▶ **Given information**:
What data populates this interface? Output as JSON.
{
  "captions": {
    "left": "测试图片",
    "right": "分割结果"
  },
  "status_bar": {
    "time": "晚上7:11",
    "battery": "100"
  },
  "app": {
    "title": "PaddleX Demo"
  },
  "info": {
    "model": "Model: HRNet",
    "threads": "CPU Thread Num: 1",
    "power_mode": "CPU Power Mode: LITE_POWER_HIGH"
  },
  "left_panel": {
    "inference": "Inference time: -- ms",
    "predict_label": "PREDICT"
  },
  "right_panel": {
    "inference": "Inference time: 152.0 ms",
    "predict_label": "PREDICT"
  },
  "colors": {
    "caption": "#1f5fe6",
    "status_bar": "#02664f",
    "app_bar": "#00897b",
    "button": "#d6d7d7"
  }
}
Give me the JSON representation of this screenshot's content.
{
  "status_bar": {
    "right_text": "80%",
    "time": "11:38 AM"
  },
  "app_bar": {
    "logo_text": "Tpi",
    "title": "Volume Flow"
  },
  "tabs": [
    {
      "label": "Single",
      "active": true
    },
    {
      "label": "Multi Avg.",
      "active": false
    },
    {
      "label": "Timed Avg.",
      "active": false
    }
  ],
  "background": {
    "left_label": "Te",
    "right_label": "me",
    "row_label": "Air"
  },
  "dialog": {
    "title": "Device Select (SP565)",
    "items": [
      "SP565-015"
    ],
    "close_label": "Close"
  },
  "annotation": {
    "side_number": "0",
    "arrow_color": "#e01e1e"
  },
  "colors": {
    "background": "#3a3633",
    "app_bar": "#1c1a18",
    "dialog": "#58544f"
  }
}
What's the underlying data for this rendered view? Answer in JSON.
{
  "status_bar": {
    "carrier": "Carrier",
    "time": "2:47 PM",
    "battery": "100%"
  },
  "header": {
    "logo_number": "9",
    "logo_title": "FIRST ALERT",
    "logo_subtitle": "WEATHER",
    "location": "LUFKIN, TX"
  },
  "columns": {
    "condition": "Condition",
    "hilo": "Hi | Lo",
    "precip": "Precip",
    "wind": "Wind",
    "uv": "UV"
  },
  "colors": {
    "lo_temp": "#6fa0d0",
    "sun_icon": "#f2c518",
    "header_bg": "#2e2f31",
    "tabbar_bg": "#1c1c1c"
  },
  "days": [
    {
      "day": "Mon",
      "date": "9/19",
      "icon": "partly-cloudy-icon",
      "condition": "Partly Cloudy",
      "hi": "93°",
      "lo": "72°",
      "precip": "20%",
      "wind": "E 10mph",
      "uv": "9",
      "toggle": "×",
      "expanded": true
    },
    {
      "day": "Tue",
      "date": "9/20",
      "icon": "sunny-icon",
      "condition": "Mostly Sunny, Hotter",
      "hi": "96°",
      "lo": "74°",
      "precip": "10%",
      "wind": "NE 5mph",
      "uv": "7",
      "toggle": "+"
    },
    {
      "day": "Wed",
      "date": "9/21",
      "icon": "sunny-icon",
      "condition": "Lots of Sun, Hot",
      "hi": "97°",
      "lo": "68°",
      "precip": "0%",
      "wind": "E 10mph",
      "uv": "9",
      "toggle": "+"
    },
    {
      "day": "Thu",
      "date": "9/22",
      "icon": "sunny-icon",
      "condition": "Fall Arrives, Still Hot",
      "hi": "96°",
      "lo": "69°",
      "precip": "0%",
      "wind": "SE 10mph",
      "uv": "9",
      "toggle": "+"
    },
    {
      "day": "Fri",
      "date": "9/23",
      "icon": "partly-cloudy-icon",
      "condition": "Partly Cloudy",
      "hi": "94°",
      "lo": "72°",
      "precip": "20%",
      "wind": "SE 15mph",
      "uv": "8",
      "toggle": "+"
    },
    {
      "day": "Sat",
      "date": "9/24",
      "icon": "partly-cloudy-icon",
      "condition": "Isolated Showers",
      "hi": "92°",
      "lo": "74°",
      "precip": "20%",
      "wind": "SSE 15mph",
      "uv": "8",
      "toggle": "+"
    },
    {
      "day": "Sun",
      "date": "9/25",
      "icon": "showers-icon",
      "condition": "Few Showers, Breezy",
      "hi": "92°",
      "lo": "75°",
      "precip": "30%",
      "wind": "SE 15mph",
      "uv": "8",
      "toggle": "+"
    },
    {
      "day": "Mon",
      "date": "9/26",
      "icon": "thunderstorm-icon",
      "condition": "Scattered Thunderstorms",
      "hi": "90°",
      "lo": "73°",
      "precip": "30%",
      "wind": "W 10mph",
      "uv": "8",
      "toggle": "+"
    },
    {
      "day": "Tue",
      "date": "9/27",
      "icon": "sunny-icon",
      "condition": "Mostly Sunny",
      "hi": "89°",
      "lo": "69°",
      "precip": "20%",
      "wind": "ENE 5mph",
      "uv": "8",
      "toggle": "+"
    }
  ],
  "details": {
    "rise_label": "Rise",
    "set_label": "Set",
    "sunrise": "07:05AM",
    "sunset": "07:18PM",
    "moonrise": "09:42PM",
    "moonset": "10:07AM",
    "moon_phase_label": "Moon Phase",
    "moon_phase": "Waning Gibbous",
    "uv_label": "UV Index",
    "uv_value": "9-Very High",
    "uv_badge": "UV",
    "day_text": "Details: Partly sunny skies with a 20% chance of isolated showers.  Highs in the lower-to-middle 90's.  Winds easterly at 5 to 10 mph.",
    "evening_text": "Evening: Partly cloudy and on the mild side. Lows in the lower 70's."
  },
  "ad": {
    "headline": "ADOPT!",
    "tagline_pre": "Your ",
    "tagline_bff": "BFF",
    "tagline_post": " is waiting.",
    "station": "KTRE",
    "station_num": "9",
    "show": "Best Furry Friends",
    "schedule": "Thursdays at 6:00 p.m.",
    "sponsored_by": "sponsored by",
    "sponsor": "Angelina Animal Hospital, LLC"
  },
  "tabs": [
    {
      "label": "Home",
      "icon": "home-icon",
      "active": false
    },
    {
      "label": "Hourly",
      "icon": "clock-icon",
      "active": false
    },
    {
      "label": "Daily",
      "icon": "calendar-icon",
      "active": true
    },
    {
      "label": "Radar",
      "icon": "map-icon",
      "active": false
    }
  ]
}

▶ **Written request**:
Your task is to reproduce the whole listing exactly.

▶ **Task output**:
What data populates this interface? Output as JSON.
{
  "captions": {
    "left": "测试图片",
    "right": "分割结果"
  },
  "status_bar": {
    "time": "晚上7:11",
    "battery": "100"
  },
  "app": {
    "title": "PaddleX Demo"
  },
  "info": {
    "model": "Model: HRNet",
    "threads": "CPU Thread Num: 1",
    "power_mode": "CPU Power Mode: LITE_POWER_HIGH"
  },
  "left_panel": {
    "inference": "Inference time: -- ms",
    "predict_label": "PREDICT"
  },
  "right_panel": {
    "inference": "Inference time: 152.0 ms",
    "predict_label": "PREDICT"
  },
  "colors": {
    "caption": "#1f5fe6",
    "status_bar": "#02664f",
    "app_bar": "#00897b",
    "button": "#d6d7d7"
  }
}
Give me the JSON representation of this screenshot's content.
{
  "status_bar": {
    "right_text": "80%",
    "time": "11:38 AM"
  },
  "app_bar": {
    "logo_text": "Tpi",
    "title": "Volume Flow"
  },
  "tabs": [
    {
      "label": "Single",
      "active": true
    },
    {
      "label": "Multi Avg.",
      "active": false
    },
    {
      "label": "Timed Avg.",
      "active": false
    }
  ],
  "background": {
    "left_label": "Te",
    "right_label": "me",
    "row_label": "Air"
  },
  "dialog": {
    "title": "Device Select (SP565)",
    "items": [
      "SP565-015"
    ],
    "close_label": "Close"
  },
  "annotation": {
    "side_number": "0",
    "arrow_color": "#e01e1e"
  },
  "colors": {
    "background": "#3a3633",
    "app_bar": "#1c1a18",
    "dialog": "#58544f"
  }
}
What's the underlying data for this rendered view? Answer in JSON.
{
  "status_bar": {
    "carrier": "Carrier",
    "time": "2:47 PM",
    "battery": "100%"
  },
  "header": {
    "logo_number": "9",
    "logo_title": "FIRST ALERT",
    "logo_subtitle": "WEATHER",
    "location": "LUFKIN, TX"
  },
  "columns": {
    "condition": "Condition",
    "hilo": "Hi | Lo",
    "precip": "Precip",
    "wind": "Wind",
    "uv": "UV"
  },
  "colors": {
    "lo_temp": "#6fa0d0",
    "sun_icon": "#f2c518",
    "header_bg": "#2e2f31",
    "tabbar_bg": "#1c1c1c"
  },
  "days": [
    {
      "day": "Mon",
      "date": "9/19",
      "icon": "partly-cloudy-icon",
      "condition": "Partly Cloudy",
      "hi": "93°",
      "lo": "72°",
      "precip": "20%",
      "wind": "E 10mph",
      "uv": "9",
      "toggle": "×",
      "expanded": true
    },
    {
      "day": "Tue",
      "date": "9/20",
      "icon": "sunny-icon",
      "condition": "Mostly Sunny, Hotter",
      "hi": "96°",
      "lo": "74°",
      "precip": "10%",
      "wind": "NE 5mph",
      "uv": "7",
      "toggle": "+"
    },
    {
      "day": "Wed",
      "date": "9/21",
      "icon": "sunny-icon",
      "condition": "Lots of Sun, Hot",
      "hi": "97°",
      "lo": "68°",
      "precip": "0%",
      "wind": "E 10mph",
      "uv": "9",
      "toggle": "+"
    },
    {
      "day": "Thu",
      "date": "9/22",
      "icon": "sunny-icon",
      "condition": "Fall Arrives, Still Hot",
      "hi": "96°",
      "lo": "69°",
      "precip": "0%",
      "wind": "SE 10mph",
      "uv": "9",
      "toggle": "+"
    },
    {
      "day": "Fri",
      "date": "9/23",
      "icon": "partly-cloudy-icon",
      "condition": "Partly Cloudy",
      "hi": "94°",
      "lo": "72°",
      "precip": "20%",
      "wind": "SE 15mph",
      "uv": "8",
      "toggle": "+"
    },
    {
      "day": "Sat",
      "date": "9/24",
      "icon": "partly-cloudy-icon",
      "condition": "Isolated Showers",
      "hi": "92°",
      "lo": "74°",
      "precip": "20%",
      "wind": "SSE 15mph",
      "uv": "8",
      "toggle": "+"
    },
    {
      "day": "Sun",
      "date": "9/25",
      "icon": "showers-icon",
      "condition": "Few Showers, Breezy",
      "hi": "92°",
      "lo": "75°",
      "precip": "30%",
      "wind": "SE 15mph",
      "uv": "8",
      "toggle": "+"
    },
    {
      "day": "Mon",
      "date": "9/26",
      "icon": "thunderstorm-icon",
      "condition": "Scattered Thunderstorms",
      "hi": "90°",
      "lo": "73°",
      "precip": "30%",
      "wind": "W 10mph",
      "uv": "8",
      "toggle": "+"
    },
    {
      "day": "Tue",
      "date": "9/27",
      "icon": "sunny-icon",
      "condition": "Mostly Sunny",
      "hi": "89°",
      "lo": "69°",
      "precip": "20%",
      "wind": "ENE 5mph",
      "uv": "8",
      "toggle": "+"
    }
  ],
  "details": {
    "rise_label": "Rise",
    "set_label": "Set",
    "sunrise": "07:05AM",
    "sunset": "07:18PM",
    "moonrise": "09:42PM",
    "moonset": "10:07AM",
    "moon_phase_label": "Moon Phase",
    "moon_phase": "Waning Gibbous",
    "uv_label": "UV Index",
    "uv_value": "9-Very High",
    "uv_badge": "UV",
    "day_text": "Details: Partly sunny skies with a 20% chance of isolated showers.  Highs in the lower-to-middle 90's.  Winds easterly at 5 to 10 mph.",
    "evening_text": "Evening: Partly cloudy and on the mild side. Lows in the lower 70's."
  },
  "ad": {
    "headline": "ADOPT!",
    "tagline_pre": "Your ",
    "tagline_bff": "BFF",
    "tagline_post": " is waiting.",
    "station": "KTRE",
    "station_num": "9",
    "show": "Best Furry Friends",
    "schedule": "Thursdays at 6:00 p.m.",
    "sponsored_by": "sponsored by",
    "sponsor": "Angelina Animal Hospital, LLC"
  },
  "tabs": [
    {
      "label": "Home",
      "icon": "home-icon",
      "active": false
    },
    {
      "label": "Hourly",
      "icon": "clock-icon",
      "active": false
    },
    {
      "label": "Daily",
      "icon": "calendar-icon",
      "active": true
    },
    {
      "label": "Radar",
      "icon": "map-icon",
      "active": false
    }
  ]
}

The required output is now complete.